Given task: Across the material below, how many lines contain the word "color"? Give only the number.

· · · · · · ·

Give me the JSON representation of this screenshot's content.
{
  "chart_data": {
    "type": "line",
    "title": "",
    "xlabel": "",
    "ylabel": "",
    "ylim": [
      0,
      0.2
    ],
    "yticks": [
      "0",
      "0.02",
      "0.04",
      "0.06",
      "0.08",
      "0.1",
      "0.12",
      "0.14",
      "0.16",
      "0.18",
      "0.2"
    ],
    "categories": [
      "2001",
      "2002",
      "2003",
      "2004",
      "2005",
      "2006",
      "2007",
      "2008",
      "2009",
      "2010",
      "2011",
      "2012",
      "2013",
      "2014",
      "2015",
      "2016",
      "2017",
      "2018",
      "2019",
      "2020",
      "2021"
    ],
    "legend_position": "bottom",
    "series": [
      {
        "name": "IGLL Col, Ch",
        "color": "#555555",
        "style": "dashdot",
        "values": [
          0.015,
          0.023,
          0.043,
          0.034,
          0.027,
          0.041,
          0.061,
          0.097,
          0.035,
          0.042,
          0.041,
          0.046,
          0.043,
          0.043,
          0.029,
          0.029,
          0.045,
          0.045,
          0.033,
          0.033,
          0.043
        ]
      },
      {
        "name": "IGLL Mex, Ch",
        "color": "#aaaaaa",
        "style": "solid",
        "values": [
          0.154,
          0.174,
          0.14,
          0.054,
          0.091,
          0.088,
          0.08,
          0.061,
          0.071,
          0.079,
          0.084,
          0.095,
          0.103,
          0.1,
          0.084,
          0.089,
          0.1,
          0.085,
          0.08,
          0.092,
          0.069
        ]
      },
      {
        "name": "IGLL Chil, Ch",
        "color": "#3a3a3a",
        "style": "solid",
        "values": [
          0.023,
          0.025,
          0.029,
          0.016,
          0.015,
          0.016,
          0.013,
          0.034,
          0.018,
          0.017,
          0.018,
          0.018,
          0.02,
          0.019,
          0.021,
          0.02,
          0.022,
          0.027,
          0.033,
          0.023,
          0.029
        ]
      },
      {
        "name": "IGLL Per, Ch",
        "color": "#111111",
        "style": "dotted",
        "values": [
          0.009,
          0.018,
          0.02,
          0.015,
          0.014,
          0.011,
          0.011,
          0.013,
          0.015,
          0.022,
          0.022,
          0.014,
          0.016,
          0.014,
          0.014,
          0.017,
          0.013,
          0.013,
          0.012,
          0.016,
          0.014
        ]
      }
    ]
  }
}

· · · · · · ·

Exercise response: 4